WHAT IS EXPECTED | Could you repeat the records below exactly, leaving out any pictures?

Stored data |

------------------------------------------------------------

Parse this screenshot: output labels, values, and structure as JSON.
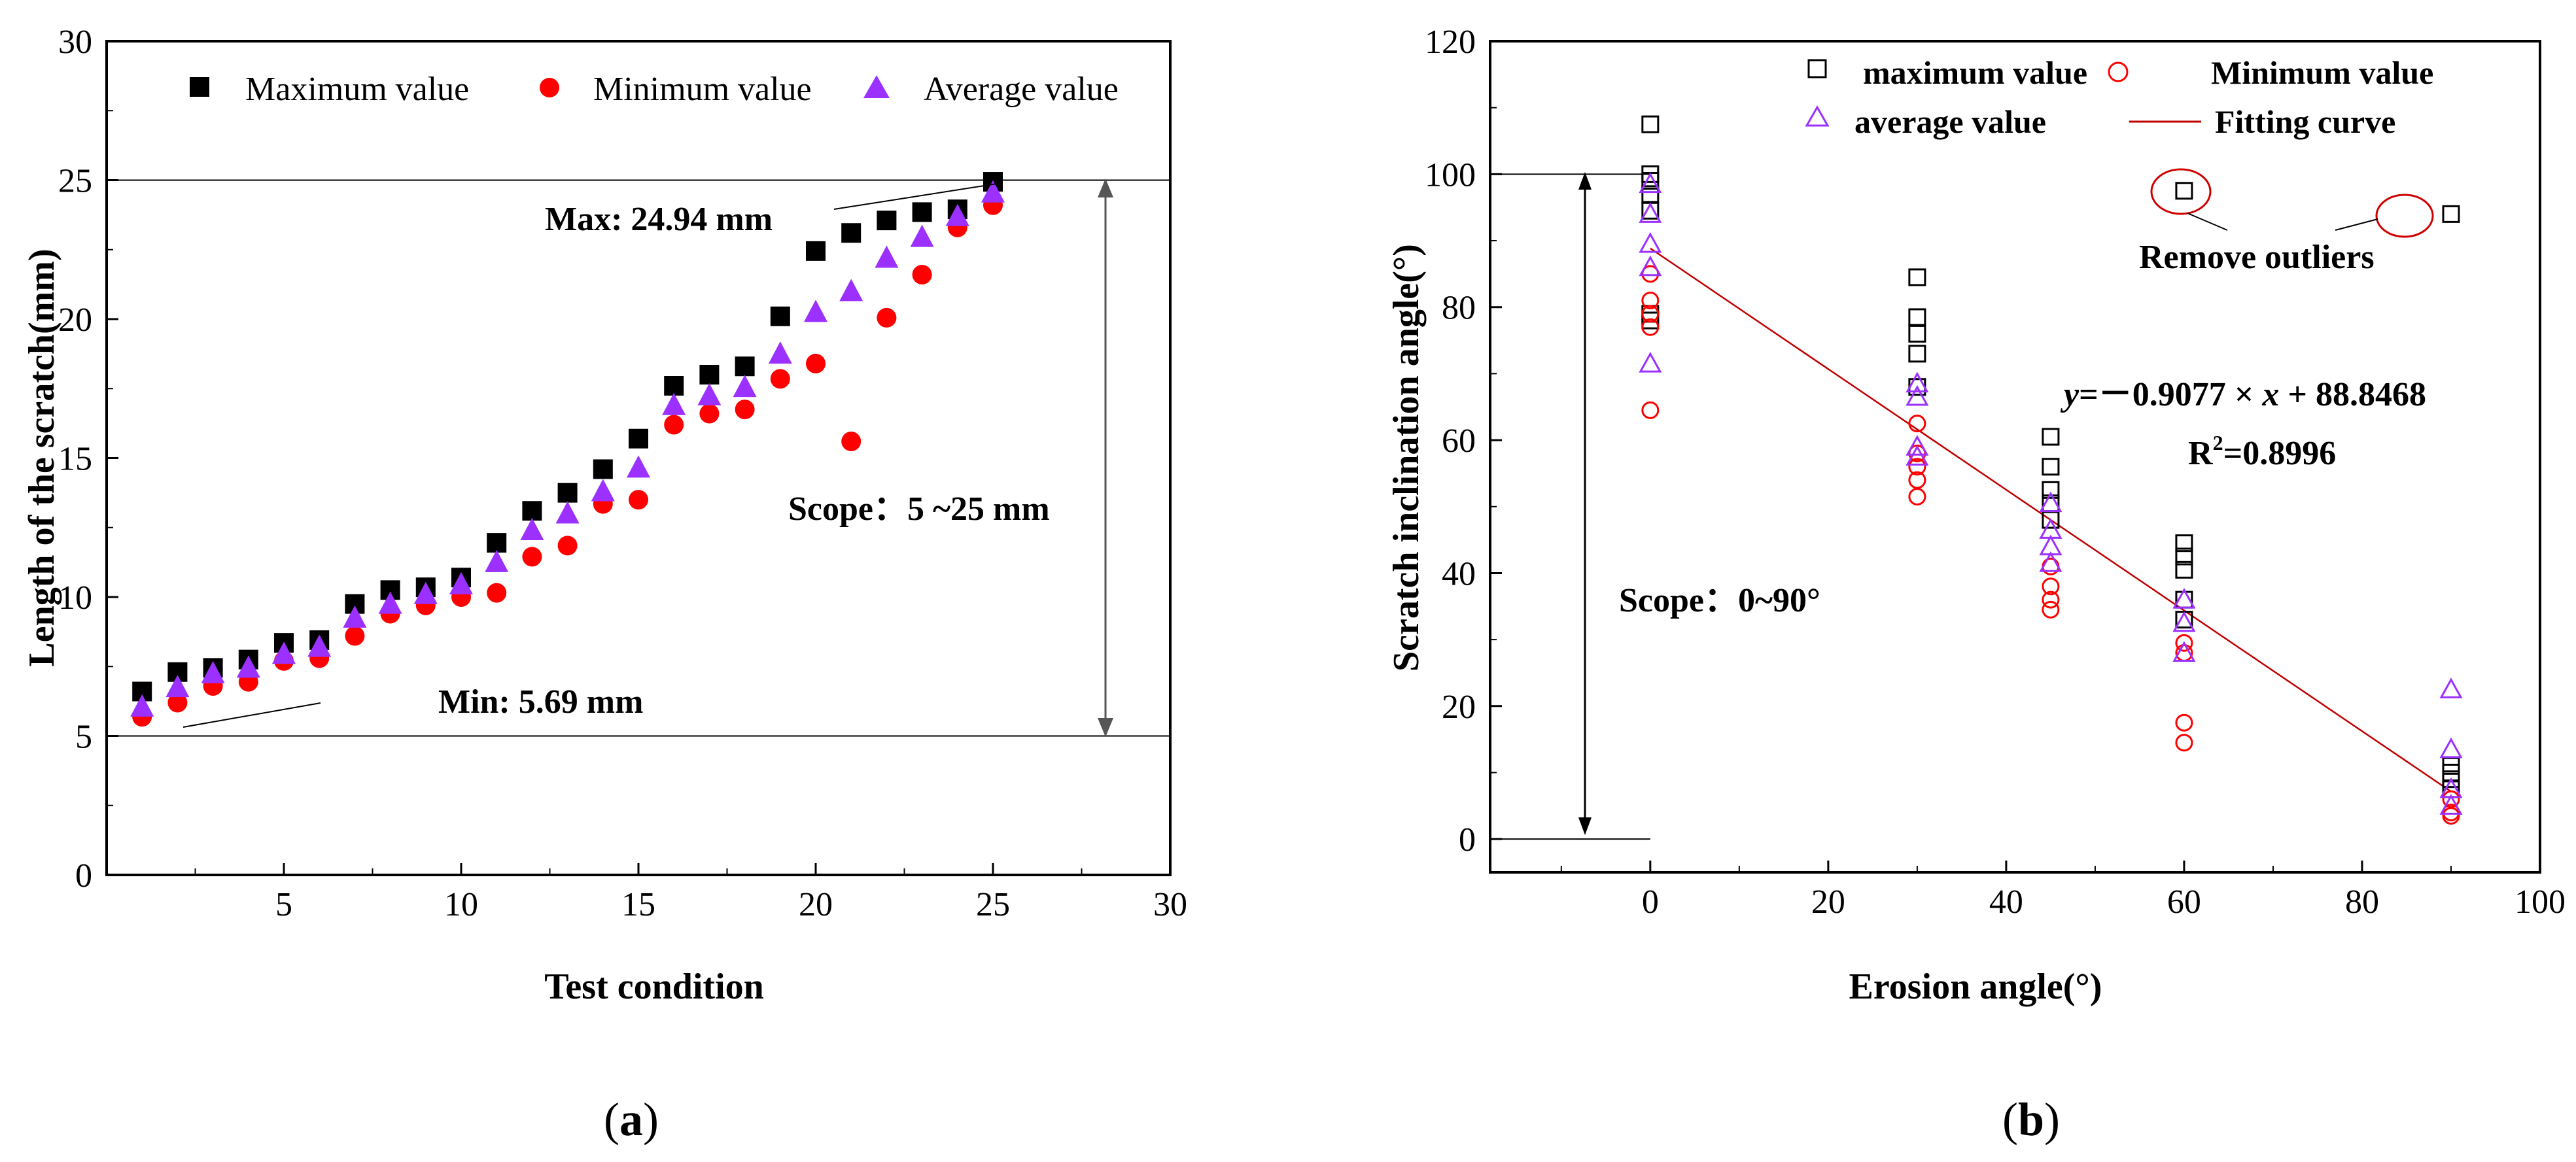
{
  "chart_data": [
    {
      "id": "a",
      "type": "scatter",
      "caption_letter": "a",
      "xlabel": "Test condition",
      "ylabel": "Length of the scratch(mm)",
      "xlim": [
        0,
        30
      ],
      "ylim": [
        0,
        30
      ],
      "xticks": [
        5,
        10,
        15,
        20,
        25,
        30
      ],
      "yticks": [
        0,
        5,
        10,
        15,
        20,
        25,
        30
      ],
      "x": [
        1,
        2,
        3,
        4,
        5,
        6,
        7,
        8,
        9,
        10,
        11,
        12,
        13,
        14,
        15,
        16,
        17,
        18,
        19,
        20,
        21,
        22,
        23,
        24,
        25
      ],
      "series": [
        {
          "name": "Maximum value",
          "marker": "square",
          "color": "#000000",
          "values": [
            6.6,
            7.3,
            7.45,
            7.75,
            8.35,
            8.45,
            9.75,
            10.25,
            10.35,
            10.7,
            11.95,
            13.1,
            13.75,
            14.6,
            15.7,
            17.6,
            18.0,
            18.3,
            20.1,
            22.45,
            23.1,
            23.55,
            23.85,
            23.95,
            24.94
          ]
        },
        {
          "name": "Minimum value",
          "marker": "circle",
          "color": "#ff0000",
          "values": [
            5.69,
            6.2,
            6.8,
            6.95,
            7.7,
            7.8,
            8.6,
            9.4,
            9.7,
            10.0,
            10.15,
            11.45,
            11.85,
            13.35,
            13.5,
            16.2,
            16.6,
            16.75,
            17.85,
            18.4,
            15.6,
            20.05,
            21.6,
            23.3,
            24.1
          ]
        },
        {
          "name": "Average value",
          "marker": "triangle",
          "color": "#9b30ff",
          "values": [
            6.05,
            6.75,
            7.25,
            7.45,
            7.95,
            8.2,
            9.25,
            9.75,
            10.1,
            10.45,
            11.25,
            12.4,
            13.0,
            13.8,
            14.65,
            16.9,
            17.25,
            17.55,
            18.75,
            20.25,
            21.0,
            22.2,
            22.95,
            23.7,
            24.55
          ]
        }
      ],
      "reference_lines": [
        25,
        5
      ],
      "annotations": {
        "max": "Max: 24.94 mm",
        "min": "Min: 5.69 mm",
        "scope": "Scope：5 ~25 mm"
      }
    },
    {
      "id": "b",
      "type": "scatter",
      "caption_letter": "b",
      "xlabel": "Erosion angle(°)",
      "ylabel": "Scratch inclination angle(°)",
      "xlim": [
        -18,
        100
      ],
      "ylim": [
        -5,
        120
      ],
      "xticks": [
        0,
        20,
        40,
        60,
        80,
        100
      ],
      "yticks": [
        0,
        20,
        40,
        60,
        80,
        100,
        120
      ],
      "series": [
        {
          "name": "maximum value",
          "marker": "open-square",
          "color": "#000000",
          "points": [
            [
              0,
              107.5
            ],
            [
              0,
              100
            ],
            [
              0,
              99
            ],
            [
              0,
              97
            ],
            [
              0,
              94.5
            ],
            [
              0,
              79
            ],
            [
              0,
              78
            ],
            [
              30,
              84.5
            ],
            [
              30,
              78.5
            ],
            [
              30,
              76
            ],
            [
              30,
              73
            ],
            [
              30,
              68
            ],
            [
              45,
              60.5
            ],
            [
              45,
              56
            ],
            [
              45,
              52.5
            ],
            [
              45,
              50.5
            ],
            [
              45,
              48
            ],
            [
              60,
              44.5
            ],
            [
              60,
              42.5
            ],
            [
              60,
              40.5
            ],
            [
              60,
              36
            ],
            [
              60,
              33
            ],
            [
              90,
              11
            ],
            [
              90,
              10
            ],
            [
              90,
              9
            ],
            [
              90,
              7.5
            ],
            [
              60,
              97.5
            ],
            [
              90,
              94
            ]
          ]
        },
        {
          "name": "Minimum value",
          "marker": "open-circle",
          "color": "#ff0000",
          "points": [
            [
              0,
              85
            ],
            [
              0,
              81
            ],
            [
              0,
              79
            ],
            [
              0,
              77
            ],
            [
              0,
              64.5
            ],
            [
              30,
              62.5
            ],
            [
              30,
              58
            ],
            [
              30,
              56
            ],
            [
              30,
              54
            ],
            [
              30,
              51.5
            ],
            [
              45,
              41
            ],
            [
              45,
              38
            ],
            [
              45,
              36
            ],
            [
              45,
              34.5
            ],
            [
              60,
              29.5
            ],
            [
              60,
              28
            ],
            [
              60,
              17.5
            ],
            [
              60,
              14.5
            ],
            [
              90,
              6
            ],
            [
              90,
              4
            ],
            [
              90,
              3.5
            ]
          ]
        },
        {
          "name": "average value",
          "marker": "open-triangle",
          "color": "#9b30ff",
          "points": [
            [
              0,
              98.5
            ],
            [
              0,
              94
            ],
            [
              0,
              89.5
            ],
            [
              0,
              86
            ],
            [
              0,
              71.5
            ],
            [
              30,
              68.5
            ],
            [
              30,
              66.5
            ],
            [
              30,
              59
            ],
            [
              30,
              57.5
            ],
            [
              45,
              50.5
            ],
            [
              45,
              46.5
            ],
            [
              45,
              44
            ],
            [
              45,
              41.5
            ],
            [
              60,
              36
            ],
            [
              60,
              32.5
            ],
            [
              60,
              28
            ],
            [
              90,
              22.5
            ],
            [
              90,
              13.5
            ],
            [
              90,
              7.5
            ],
            [
              90,
              5
            ]
          ]
        }
      ],
      "fit": {
        "name": "Fitting curve",
        "color": "#c00000",
        "slope": -0.9077,
        "intercept": 88.8468,
        "x_range": [
          0,
          90
        ]
      },
      "equation": {
        "y_var": "y",
        "rest": "=－0.9077 × ",
        "x_var": "x",
        "tail": " + 88.8468"
      },
      "r2": {
        "base": "R",
        "sup": "2",
        "rest": "=0.8996"
      },
      "outliers_label": "Remove outliers",
      "scope": "Scope：0~90°",
      "reference_line": 100
    }
  ]
}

------------------------------------------------------------

THE SOLUTION |
Parse this screenshot: output labels, values, and structure as JSON.
{
  "chart_data": [
    {
      "id": "a",
      "type": "scatter",
      "caption_letter": "a",
      "xlabel": "Test condition",
      "ylabel": "Length of the scratch(mm)",
      "xlim": [
        0,
        30
      ],
      "ylim": [
        0,
        30
      ],
      "xticks": [
        5,
        10,
        15,
        20,
        25,
        30
      ],
      "yticks": [
        0,
        5,
        10,
        15,
        20,
        25,
        30
      ],
      "x": [
        1,
        2,
        3,
        4,
        5,
        6,
        7,
        8,
        9,
        10,
        11,
        12,
        13,
        14,
        15,
        16,
        17,
        18,
        19,
        20,
        21,
        22,
        23,
        24,
        25
      ],
      "series": [
        {
          "name": "Maximum value",
          "marker": "square",
          "color": "#000000",
          "values": [
            6.6,
            7.3,
            7.45,
            7.75,
            8.35,
            8.45,
            9.75,
            10.25,
            10.35,
            10.7,
            11.95,
            13.1,
            13.75,
            14.6,
            15.7,
            17.6,
            18.0,
            18.3,
            20.1,
            22.45,
            23.1,
            23.55,
            23.85,
            23.95,
            24.94
          ]
        },
        {
          "name": "Minimum value",
          "marker": "circle",
          "color": "#ff0000",
          "values": [
            5.69,
            6.2,
            6.8,
            6.95,
            7.7,
            7.8,
            8.6,
            9.4,
            9.7,
            10.0,
            10.15,
            11.45,
            11.85,
            13.35,
            13.5,
            16.2,
            16.6,
            16.75,
            17.85,
            18.4,
            15.6,
            20.05,
            21.6,
            23.3,
            24.1
          ]
        },
        {
          "name": "Average value",
          "marker": "triangle",
          "color": "#9b30ff",
          "values": [
            6.05,
            6.75,
            7.25,
            7.45,
            7.95,
            8.2,
            9.25,
            9.75,
            10.1,
            10.45,
            11.25,
            12.4,
            13.0,
            13.8,
            14.65,
            16.9,
            17.25,
            17.55,
            18.75,
            20.25,
            21.0,
            22.2,
            22.95,
            23.7,
            24.55
          ]
        }
      ],
      "reference_lines": [
        25,
        5
      ],
      "annotations": {
        "max": "Max: 24.94 mm",
        "min": "Min: 5.69 mm",
        "scope": "Scope：5 ~25 mm"
      }
    },
    {
      "id": "b",
      "type": "scatter",
      "caption_letter": "b",
      "xlabel": "Erosion angle(°)",
      "ylabel": "Scratch inclination angle(°)",
      "xlim": [
        -18,
        100
      ],
      "ylim": [
        -5,
        120
      ],
      "xticks": [
        0,
        20,
        40,
        60,
        80,
        100
      ],
      "yticks": [
        0,
        20,
        40,
        60,
        80,
        100,
        120
      ],
      "series": [
        {
          "name": "maximum value",
          "marker": "open-square",
          "color": "#000000",
          "points": [
            [
              0,
              107.5
            ],
            [
              0,
              100
            ],
            [
              0,
              99
            ],
            [
              0,
              97
            ],
            [
              0,
              94.5
            ],
            [
              0,
              79
            ],
            [
              0,
              78
            ],
            [
              30,
              84.5
            ],
            [
              30,
              78.5
            ],
            [
              30,
              76
            ],
            [
              30,
              73
            ],
            [
              30,
              68
            ],
            [
              45,
              60.5
            ],
            [
              45,
              56
            ],
            [
              45,
              52.5
            ],
            [
              45,
              50.5
            ],
            [
              45,
              48
            ],
            [
              60,
              44.5
            ],
            [
              60,
              42.5
            ],
            [
              60,
              40.5
            ],
            [
              60,
              36
            ],
            [
              60,
              33
            ],
            [
              90,
              11
            ],
            [
              90,
              10
            ],
            [
              90,
              9
            ],
            [
              90,
              7.5
            ],
            [
              60,
              97.5
            ],
            [
              90,
              94
            ]
          ]
        },
        {
          "name": "Minimum value",
          "marker": "open-circle",
          "color": "#ff0000",
          "points": [
            [
              0,
              85
            ],
            [
              0,
              81
            ],
            [
              0,
              79
            ],
            [
              0,
              77
            ],
            [
              0,
              64.5
            ],
            [
              30,
              62.5
            ],
            [
              30,
              58
            ],
            [
              30,
              56
            ],
            [
              30,
              54
            ],
            [
              30,
              51.5
            ],
            [
              45,
              41
            ],
            [
              45,
              38
            ],
            [
              45,
              36
            ],
            [
              45,
              34.5
            ],
            [
              60,
              29.5
            ],
            [
              60,
              28
            ],
            [
              60,
              17.5
            ],
            [
              60,
              14.5
            ],
            [
              90,
              6
            ],
            [
              90,
              4
            ],
            [
              90,
              3.5
            ]
          ]
        },
        {
          "name": "average value",
          "marker": "open-triangle",
          "color": "#9b30ff",
          "points": [
            [
              0,
              98.5
            ],
            [
              0,
              94
            ],
            [
              0,
              89.5
            ],
            [
              0,
              86
            ],
            [
              0,
              71.5
            ],
            [
              30,
              68.5
            ],
            [
              30,
              66.5
            ],
            [
              30,
              59
            ],
            [
              30,
              57.5
            ],
            [
              45,
              50.5
            ],
            [
              45,
              46.5
            ],
            [
              45,
              44
            ],
            [
              45,
              41.5
            ],
            [
              60,
              36
            ],
            [
              60,
              32.5
            ],
            [
              60,
              28
            ],
            [
              90,
              22.5
            ],
            [
              90,
              13.5
            ],
            [
              90,
              7.5
            ],
            [
              90,
              5
            ]
          ]
        }
      ],
      "fit": {
        "name": "Fitting curve",
        "color": "#c00000",
        "slope": -0.9077,
        "intercept": 88.8468,
        "x_range": [
          0,
          90
        ]
      },
      "equation": {
        "y_var": "y",
        "rest": "=－0.9077 × ",
        "x_var": "x",
        "tail": " + 88.8468"
      },
      "r2": {
        "base": "R",
        "sup": "2",
        "rest": "=0.8996"
      },
      "outliers_label": "Remove outliers",
      "scope": "Scope：0~90°",
      "reference_line": 100
    }
  ]
}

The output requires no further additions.